Begin
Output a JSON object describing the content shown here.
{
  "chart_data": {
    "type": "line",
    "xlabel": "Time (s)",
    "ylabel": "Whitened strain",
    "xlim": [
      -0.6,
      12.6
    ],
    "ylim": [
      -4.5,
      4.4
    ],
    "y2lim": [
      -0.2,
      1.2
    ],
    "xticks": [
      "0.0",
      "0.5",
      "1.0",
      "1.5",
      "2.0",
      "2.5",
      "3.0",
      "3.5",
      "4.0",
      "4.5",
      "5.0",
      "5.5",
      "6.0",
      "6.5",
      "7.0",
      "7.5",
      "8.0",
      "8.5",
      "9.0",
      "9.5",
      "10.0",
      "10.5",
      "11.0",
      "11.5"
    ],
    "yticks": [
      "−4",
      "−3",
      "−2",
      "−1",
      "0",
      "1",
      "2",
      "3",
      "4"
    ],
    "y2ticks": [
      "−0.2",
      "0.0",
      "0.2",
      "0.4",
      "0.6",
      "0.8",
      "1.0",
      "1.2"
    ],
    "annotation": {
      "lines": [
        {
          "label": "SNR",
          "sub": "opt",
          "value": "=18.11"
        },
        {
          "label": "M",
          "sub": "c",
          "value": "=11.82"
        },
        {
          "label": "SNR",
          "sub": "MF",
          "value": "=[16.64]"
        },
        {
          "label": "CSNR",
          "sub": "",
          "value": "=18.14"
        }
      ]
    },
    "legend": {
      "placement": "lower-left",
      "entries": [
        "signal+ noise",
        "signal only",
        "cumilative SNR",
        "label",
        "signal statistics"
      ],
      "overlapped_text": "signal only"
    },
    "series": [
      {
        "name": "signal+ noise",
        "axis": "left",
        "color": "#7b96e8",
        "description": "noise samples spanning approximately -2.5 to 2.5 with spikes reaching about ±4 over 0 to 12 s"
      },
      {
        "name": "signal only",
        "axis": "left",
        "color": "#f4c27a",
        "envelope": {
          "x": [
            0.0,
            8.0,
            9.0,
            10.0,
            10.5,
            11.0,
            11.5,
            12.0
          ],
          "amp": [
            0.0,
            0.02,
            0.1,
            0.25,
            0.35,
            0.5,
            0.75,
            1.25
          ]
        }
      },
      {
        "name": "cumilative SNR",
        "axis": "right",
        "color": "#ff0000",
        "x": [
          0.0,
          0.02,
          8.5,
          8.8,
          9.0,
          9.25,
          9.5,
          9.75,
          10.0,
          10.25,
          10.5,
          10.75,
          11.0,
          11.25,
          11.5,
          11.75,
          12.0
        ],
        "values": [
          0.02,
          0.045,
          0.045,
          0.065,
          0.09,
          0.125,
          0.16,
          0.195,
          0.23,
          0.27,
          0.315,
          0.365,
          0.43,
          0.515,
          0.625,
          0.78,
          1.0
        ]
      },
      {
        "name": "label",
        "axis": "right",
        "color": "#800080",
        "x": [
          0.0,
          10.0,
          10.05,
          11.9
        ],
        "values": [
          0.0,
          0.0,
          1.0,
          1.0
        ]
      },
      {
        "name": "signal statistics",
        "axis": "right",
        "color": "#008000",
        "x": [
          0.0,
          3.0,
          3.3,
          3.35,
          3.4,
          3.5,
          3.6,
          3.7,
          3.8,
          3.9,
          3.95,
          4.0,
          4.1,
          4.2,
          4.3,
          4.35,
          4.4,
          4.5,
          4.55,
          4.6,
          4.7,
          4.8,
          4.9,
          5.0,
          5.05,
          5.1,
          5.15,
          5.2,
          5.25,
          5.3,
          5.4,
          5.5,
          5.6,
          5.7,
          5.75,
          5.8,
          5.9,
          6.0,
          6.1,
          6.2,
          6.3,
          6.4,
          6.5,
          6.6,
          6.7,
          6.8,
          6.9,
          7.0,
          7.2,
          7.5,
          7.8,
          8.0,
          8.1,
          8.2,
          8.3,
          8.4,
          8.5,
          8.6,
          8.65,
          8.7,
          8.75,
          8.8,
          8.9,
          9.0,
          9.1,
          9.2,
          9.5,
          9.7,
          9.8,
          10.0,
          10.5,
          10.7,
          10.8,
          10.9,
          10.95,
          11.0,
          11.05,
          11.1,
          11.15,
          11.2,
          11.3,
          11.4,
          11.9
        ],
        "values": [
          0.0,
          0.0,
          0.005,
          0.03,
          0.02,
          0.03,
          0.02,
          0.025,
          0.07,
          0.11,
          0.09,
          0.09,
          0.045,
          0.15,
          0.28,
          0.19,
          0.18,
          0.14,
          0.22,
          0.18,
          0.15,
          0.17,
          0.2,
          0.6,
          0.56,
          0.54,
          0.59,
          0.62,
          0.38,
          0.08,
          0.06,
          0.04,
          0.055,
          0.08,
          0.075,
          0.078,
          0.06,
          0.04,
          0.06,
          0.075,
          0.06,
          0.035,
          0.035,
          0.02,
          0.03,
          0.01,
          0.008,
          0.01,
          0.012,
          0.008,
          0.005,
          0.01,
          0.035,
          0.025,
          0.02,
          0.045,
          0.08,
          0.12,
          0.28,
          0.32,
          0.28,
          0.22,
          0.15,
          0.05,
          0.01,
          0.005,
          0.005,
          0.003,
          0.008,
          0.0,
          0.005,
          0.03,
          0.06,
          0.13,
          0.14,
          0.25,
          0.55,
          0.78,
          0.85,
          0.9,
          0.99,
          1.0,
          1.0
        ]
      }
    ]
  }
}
End
Locate the lines above that contain "cumilative" and copy them.

# WRITTEN ANSWER:
        "cumilative SNR",
        "name": "cumilative SNR",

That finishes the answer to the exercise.